● **WRITTEN EXERCISE**:
Make an exact copy of all the entries, with the pictures left out.

● **INFORMATION SHOWN**:
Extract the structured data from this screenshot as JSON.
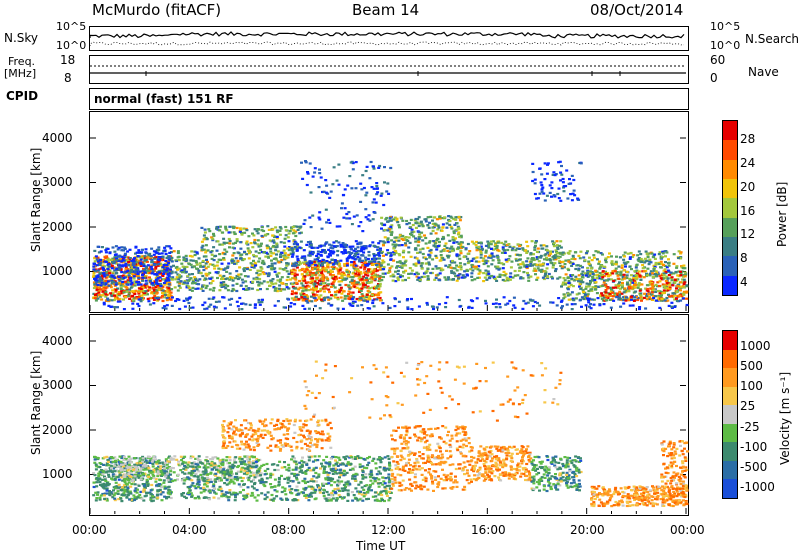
{
  "header": {
    "station": "McMurdo (fitACF)",
    "beam": "Beam 14",
    "date": "08/Oct/2014"
  },
  "left_labels": {
    "nsky": "N.Sky",
    "freq": "Freq.",
    "mhz": "[MHz]",
    "cpid": "CPID",
    "freq_top": "18",
    "freq_bot": "8"
  },
  "right_labels": {
    "nsearch": "N.Search",
    "nave": "Nave",
    "nave_top": "60",
    "nave_bot": "0"
  },
  "noise_ticks": {
    "top": "10^5",
    "bottom": "10^0"
  },
  "cpid_text": "normal (fast) 151 RF",
  "x_axis": {
    "label": "Time UT",
    "ticks": [
      "00:00",
      "04:00",
      "08:00",
      "12:00",
      "16:00",
      "20:00",
      "00:00"
    ]
  },
  "chart_data": [
    {
      "type": "heatmap",
      "name": "power",
      "ylabel": "Slant Range [km]",
      "y_ticks": [
        "4000",
        "3000",
        "2000",
        "1000"
      ],
      "ylim": [
        180,
        4500
      ],
      "xlim": [
        "00:00",
        "24:00"
      ],
      "colorbar_label": "Power [dB]",
      "colorbar_ticks": [
        "28",
        "24",
        "20",
        "16",
        "12",
        "8",
        "4"
      ],
      "colors": [
        "#0a28ff",
        "#2a62b8",
        "#3a7e84",
        "#56a05a",
        "#a3c83c",
        "#f0c40a",
        "#ff8a00",
        "#ff4a00",
        "#e60000"
      ]
    },
    {
      "type": "heatmap",
      "name": "velocity",
      "ylabel": "Slant Range [km]",
      "y_ticks": [
        "4000",
        "3000",
        "2000",
        "1000"
      ],
      "ylim": [
        180,
        4500
      ],
      "xlim": [
        "00:00",
        "24:00"
      ],
      "colorbar_label": "Velocity [m s⁻¹]",
      "colorbar_ticks": [
        "1000",
        "500",
        "100",
        "25",
        "-25",
        "-100",
        "-500",
        "-1000"
      ],
      "colors": [
        "#1a4fd8",
        "#2b6ea6",
        "#3c8a6e",
        "#5dbb45",
        "#c8c8c8",
        "#f7c74a",
        "#ff9a20",
        "#ff6a00",
        "#e60000"
      ]
    }
  ]
}
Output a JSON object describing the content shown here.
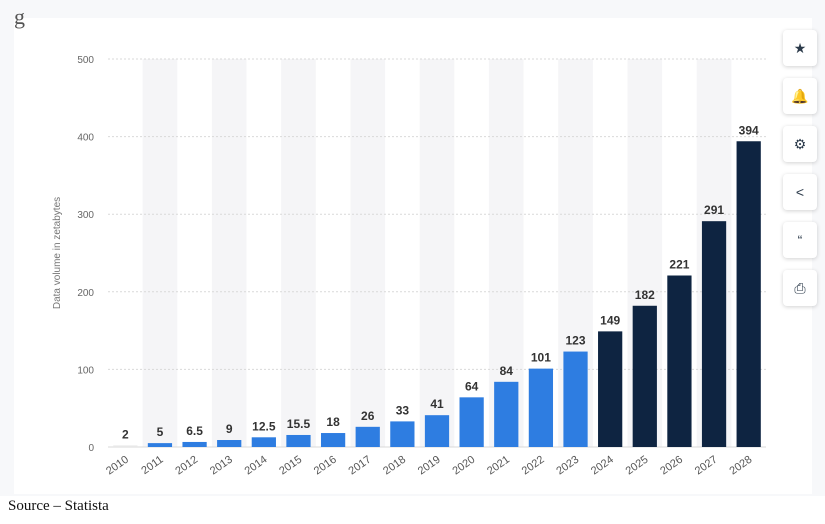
{
  "chart_data": {
    "type": "bar",
    "categories": [
      "2010",
      "2011",
      "2012",
      "2013",
      "2014",
      "2015",
      "2016",
      "2017",
      "2018",
      "2019",
      "2020",
      "2021",
      "2022",
      "2023",
      "2024",
      "2025",
      "2026",
      "2027",
      "2028"
    ],
    "values": [
      2,
      5,
      6.5,
      9,
      12.5,
      15.5,
      18,
      26,
      33,
      41,
      64,
      84,
      101,
      123,
      149,
      182,
      221,
      291,
      394
    ],
    "labels": [
      "2",
      "5",
      "6.5",
      "9",
      "12.5",
      "15.5",
      "18",
      "26",
      "33",
      "41",
      "64",
      "84",
      "101",
      "123",
      "149",
      "182",
      "221",
      "291",
      "394"
    ],
    "ylabel": "Data volume in zetabytes",
    "ylim": [
      0,
      500
    ],
    "yticks": [
      "0",
      "100",
      "200",
      "300",
      "400",
      "500"
    ],
    "grid": true,
    "colors": {
      "actual": "#2e7de1",
      "forecast": "#0e2441",
      "first_bar": "#e8e8e8"
    },
    "forecast_start_index": 14
  },
  "toolbar": {
    "buttons": [
      {
        "name": "favorite-icon",
        "glyph": "★"
      },
      {
        "name": "bell-icon",
        "glyph": "🔔"
      },
      {
        "name": "gear-icon",
        "glyph": "⚙"
      },
      {
        "name": "share-icon",
        "glyph": "<"
      },
      {
        "name": "quote-icon",
        "glyph": "“"
      },
      {
        "name": "print-icon",
        "glyph": "⎙"
      }
    ]
  },
  "source_text": "Source – Statista"
}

● **OUTPUT BELOW**:
Extract the structured data from this screenshot as JSON.
{
  "header": {
    "station": "McMurdo (fitACF)",
    "beam": "Beam 14",
    "date": "08/Oct/2014"
  },
  "left_labels": {
    "nsky": "N.Sky",
    "freq": "Freq.",
    "mhz": "[MHz]",
    "cpid": "CPID",
    "freq_top": "18",
    "freq_bot": "8"
  },
  "right_labels": {
    "nsearch": "N.Search",
    "nave": "Nave",
    "nave_top": "60",
    "nave_bot": "0"
  },
  "noise_ticks": {
    "top": "10^5",
    "bottom": "10^0"
  },
  "cpid_text": "normal (fast) 151 RF",
  "x_axis": {
    "label": "Time UT",
    "ticks": [
      "00:00",
      "04:00",
      "08:00",
      "12:00",
      "16:00",
      "20:00",
      "00:00"
    ]
  },
  "chart_data": [
    {
      "type": "heatmap",
      "name": "power",
      "ylabel": "Slant Range [km]",
      "y_ticks": [
        "4000",
        "3000",
        "2000",
        "1000"
      ],
      "ylim": [
        180,
        4500
      ],
      "xlim": [
        "00:00",
        "24:00"
      ],
      "colorbar_label": "Power [dB]",
      "colorbar_ticks": [
        "28",
        "24",
        "20",
        "16",
        "12",
        "8",
        "4"
      ],
      "colors": [
        "#0a28ff",
        "#2a62b8",
        "#3a7e84",
        "#56a05a",
        "#a3c83c",
        "#f0c40a",
        "#ff8a00",
        "#ff4a00",
        "#e60000"
      ]
    },
    {
      "type": "heatmap",
      "name": "velocity",
      "ylabel": "Slant Range [km]",
      "y_ticks": [
        "4000",
        "3000",
        "2000",
        "1000"
      ],
      "ylim": [
        180,
        4500
      ],
      "xlim": [
        "00:00",
        "24:00"
      ],
      "colorbar_label": "Velocity [m s⁻¹]",
      "colorbar_ticks": [
        "1000",
        "500",
        "100",
        "25",
        "-25",
        "-100",
        "-500",
        "-1000"
      ],
      "colors": [
        "#1a4fd8",
        "#2b6ea6",
        "#3c8a6e",
        "#5dbb45",
        "#c8c8c8",
        "#f7c74a",
        "#ff9a20",
        "#ff6a00",
        "#e60000"
      ]
    }
  ]
}
Output a JSON object describing the content shown here.
{
  "chart_data": {
    "type": "bar",
    "categories": [
      "2010",
      "2011",
      "2012",
      "2013",
      "2014",
      "2015",
      "2016",
      "2017",
      "2018",
      "2019",
      "2020",
      "2021",
      "2022",
      "2023",
      "2024",
      "2025",
      "2026",
      "2027",
      "2028"
    ],
    "values": [
      2,
      5,
      6.5,
      9,
      12.5,
      15.5,
      18,
      26,
      33,
      41,
      64,
      84,
      101,
      123,
      149,
      182,
      221,
      291,
      394
    ],
    "labels": [
      "2",
      "5",
      "6.5",
      "9",
      "12.5",
      "15.5",
      "18",
      "26",
      "33",
      "41",
      "64",
      "84",
      "101",
      "123",
      "149",
      "182",
      "221",
      "291",
      "394"
    ],
    "ylabel": "Data volume in zetabytes",
    "ylim": [
      0,
      500
    ],
    "yticks": [
      "0",
      "100",
      "200",
      "300",
      "400",
      "500"
    ],
    "grid": true,
    "colors": {
      "actual": "#2e7de1",
      "forecast": "#0e2441",
      "first_bar": "#e8e8e8"
    },
    "forecast_start_index": 14
  },
  "toolbar": {
    "buttons": [
      {
        "name": "favorite-icon",
        "glyph": "★"
      },
      {
        "name": "bell-icon",
        "glyph": "🔔"
      },
      {
        "name": "gear-icon",
        "glyph": "⚙"
      },
      {
        "name": "share-icon",
        "glyph": "<"
      },
      {
        "name": "quote-icon",
        "glyph": "“"
      },
      {
        "name": "print-icon",
        "glyph": "⎙"
      }
    ]
  },
  "source_text": "Source – Statista"
}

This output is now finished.